### [What the exercise asks]
Check each line of the material below, and copy it if it holds the string "title".

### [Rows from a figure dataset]
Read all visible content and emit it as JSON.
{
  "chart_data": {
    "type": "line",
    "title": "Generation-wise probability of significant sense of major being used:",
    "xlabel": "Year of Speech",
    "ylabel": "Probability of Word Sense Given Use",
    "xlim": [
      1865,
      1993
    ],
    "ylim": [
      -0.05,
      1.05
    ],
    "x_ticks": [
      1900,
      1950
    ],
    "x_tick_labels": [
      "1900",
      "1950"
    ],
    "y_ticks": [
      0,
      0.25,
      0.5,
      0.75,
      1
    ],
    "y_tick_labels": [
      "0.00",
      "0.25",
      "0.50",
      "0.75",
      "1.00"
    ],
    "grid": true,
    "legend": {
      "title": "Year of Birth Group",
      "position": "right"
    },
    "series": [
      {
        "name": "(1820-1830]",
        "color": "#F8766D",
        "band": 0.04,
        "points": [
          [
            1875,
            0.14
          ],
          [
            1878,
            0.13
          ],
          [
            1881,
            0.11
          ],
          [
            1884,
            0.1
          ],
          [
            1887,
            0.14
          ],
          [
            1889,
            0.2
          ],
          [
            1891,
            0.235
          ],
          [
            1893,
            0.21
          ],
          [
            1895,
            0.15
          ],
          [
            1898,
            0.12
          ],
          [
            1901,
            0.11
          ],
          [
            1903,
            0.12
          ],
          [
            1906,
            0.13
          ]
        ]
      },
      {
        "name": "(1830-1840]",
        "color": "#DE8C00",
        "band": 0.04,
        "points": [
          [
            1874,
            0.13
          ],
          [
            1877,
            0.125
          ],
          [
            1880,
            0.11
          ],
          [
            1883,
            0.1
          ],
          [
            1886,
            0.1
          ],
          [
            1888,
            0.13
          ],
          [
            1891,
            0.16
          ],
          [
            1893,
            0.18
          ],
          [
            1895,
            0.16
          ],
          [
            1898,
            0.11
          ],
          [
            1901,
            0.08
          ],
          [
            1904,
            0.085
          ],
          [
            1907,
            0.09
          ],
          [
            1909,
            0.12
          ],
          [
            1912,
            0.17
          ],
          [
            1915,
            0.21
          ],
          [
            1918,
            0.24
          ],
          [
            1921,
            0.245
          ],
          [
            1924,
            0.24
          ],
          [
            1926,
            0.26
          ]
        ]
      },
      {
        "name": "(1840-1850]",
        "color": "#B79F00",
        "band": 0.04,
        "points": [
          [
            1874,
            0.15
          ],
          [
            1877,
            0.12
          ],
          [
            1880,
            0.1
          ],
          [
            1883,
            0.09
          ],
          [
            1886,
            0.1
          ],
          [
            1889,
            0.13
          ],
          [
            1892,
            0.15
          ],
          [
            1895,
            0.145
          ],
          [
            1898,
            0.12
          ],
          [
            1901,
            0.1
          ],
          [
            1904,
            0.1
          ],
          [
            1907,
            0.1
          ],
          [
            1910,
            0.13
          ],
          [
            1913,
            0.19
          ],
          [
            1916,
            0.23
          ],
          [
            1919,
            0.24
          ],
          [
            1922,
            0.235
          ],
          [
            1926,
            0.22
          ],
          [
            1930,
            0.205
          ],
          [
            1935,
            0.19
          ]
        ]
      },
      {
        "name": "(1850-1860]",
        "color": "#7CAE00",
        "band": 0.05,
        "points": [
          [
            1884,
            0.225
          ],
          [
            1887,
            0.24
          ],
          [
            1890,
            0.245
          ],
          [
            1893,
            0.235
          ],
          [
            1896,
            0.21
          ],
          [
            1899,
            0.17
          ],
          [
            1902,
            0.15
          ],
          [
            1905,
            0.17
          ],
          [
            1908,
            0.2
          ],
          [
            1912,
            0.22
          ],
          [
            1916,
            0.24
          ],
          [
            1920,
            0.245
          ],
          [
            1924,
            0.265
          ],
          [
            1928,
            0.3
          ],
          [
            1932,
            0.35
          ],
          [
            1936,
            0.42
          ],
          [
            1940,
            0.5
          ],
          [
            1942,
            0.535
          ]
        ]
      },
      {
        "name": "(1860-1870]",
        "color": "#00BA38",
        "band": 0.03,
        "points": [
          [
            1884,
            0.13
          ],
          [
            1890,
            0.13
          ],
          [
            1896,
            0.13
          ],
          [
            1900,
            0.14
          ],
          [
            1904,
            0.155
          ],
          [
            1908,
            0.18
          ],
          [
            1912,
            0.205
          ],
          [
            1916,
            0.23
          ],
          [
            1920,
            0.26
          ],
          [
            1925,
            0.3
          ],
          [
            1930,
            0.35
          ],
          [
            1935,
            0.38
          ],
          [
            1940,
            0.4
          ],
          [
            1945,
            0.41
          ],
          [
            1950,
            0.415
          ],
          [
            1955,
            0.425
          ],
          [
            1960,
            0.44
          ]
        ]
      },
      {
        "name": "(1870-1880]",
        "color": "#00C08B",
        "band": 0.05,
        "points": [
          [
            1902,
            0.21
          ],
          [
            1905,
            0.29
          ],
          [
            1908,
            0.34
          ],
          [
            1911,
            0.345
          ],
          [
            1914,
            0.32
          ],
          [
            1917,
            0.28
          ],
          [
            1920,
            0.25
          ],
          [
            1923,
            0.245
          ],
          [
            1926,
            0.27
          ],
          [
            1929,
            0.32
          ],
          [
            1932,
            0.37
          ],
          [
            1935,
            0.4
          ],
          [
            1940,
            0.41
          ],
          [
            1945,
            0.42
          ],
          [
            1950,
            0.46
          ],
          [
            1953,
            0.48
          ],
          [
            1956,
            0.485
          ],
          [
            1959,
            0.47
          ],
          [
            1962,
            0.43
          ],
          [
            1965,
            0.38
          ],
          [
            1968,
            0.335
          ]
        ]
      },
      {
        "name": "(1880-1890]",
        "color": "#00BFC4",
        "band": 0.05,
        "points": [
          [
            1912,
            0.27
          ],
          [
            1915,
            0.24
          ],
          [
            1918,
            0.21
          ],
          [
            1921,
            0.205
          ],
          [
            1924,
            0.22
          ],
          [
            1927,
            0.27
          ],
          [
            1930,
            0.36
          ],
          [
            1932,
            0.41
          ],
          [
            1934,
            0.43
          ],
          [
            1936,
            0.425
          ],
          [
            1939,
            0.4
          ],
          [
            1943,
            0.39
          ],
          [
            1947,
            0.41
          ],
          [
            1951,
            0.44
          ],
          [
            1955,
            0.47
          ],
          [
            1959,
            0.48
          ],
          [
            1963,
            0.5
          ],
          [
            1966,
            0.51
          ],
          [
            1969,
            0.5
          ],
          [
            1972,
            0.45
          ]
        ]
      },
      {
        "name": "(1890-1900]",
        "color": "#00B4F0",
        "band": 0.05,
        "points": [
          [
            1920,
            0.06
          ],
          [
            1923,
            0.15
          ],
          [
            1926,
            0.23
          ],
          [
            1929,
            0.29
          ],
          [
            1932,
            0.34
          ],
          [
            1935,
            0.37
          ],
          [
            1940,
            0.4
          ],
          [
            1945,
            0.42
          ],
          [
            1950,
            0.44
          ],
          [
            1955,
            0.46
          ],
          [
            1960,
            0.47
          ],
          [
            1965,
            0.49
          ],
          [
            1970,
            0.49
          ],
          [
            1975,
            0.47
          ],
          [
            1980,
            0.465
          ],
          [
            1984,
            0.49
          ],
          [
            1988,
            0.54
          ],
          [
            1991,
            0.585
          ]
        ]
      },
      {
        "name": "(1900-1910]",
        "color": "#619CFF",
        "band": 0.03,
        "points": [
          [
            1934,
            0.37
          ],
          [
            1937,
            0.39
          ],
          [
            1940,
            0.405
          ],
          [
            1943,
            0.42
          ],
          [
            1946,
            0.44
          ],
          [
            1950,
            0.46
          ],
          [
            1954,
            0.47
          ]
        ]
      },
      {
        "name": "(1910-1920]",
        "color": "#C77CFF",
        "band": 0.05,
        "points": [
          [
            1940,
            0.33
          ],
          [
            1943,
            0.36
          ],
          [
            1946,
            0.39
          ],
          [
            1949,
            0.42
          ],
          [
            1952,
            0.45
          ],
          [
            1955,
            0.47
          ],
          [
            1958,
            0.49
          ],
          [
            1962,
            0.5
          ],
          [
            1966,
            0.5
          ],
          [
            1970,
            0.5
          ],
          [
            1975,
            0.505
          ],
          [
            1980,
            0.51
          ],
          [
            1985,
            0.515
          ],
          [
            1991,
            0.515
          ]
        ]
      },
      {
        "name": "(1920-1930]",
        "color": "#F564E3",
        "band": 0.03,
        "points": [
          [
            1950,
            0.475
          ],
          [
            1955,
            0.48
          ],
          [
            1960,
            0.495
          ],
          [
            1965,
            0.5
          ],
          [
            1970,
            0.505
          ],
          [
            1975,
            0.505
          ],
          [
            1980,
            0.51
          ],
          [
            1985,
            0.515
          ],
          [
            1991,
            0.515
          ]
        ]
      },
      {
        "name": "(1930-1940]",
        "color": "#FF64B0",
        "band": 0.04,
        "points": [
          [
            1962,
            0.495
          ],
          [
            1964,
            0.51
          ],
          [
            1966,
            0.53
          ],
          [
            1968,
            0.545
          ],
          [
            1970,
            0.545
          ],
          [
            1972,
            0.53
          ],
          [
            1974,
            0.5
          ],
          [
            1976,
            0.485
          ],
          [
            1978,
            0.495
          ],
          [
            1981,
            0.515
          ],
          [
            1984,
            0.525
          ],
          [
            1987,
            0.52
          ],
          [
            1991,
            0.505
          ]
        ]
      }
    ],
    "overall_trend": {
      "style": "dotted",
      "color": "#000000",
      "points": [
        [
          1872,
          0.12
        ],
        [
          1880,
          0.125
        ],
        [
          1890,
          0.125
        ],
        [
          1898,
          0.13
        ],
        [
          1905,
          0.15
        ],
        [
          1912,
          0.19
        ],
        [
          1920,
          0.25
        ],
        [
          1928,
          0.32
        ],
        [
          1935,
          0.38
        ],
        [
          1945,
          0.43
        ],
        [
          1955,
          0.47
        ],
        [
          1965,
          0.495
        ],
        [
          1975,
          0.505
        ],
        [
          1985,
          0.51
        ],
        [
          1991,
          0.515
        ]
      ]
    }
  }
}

### [Final result]
    "title": "Generation-wise probability of significant sense of major being used:",
      "title": "Year of Birth Group",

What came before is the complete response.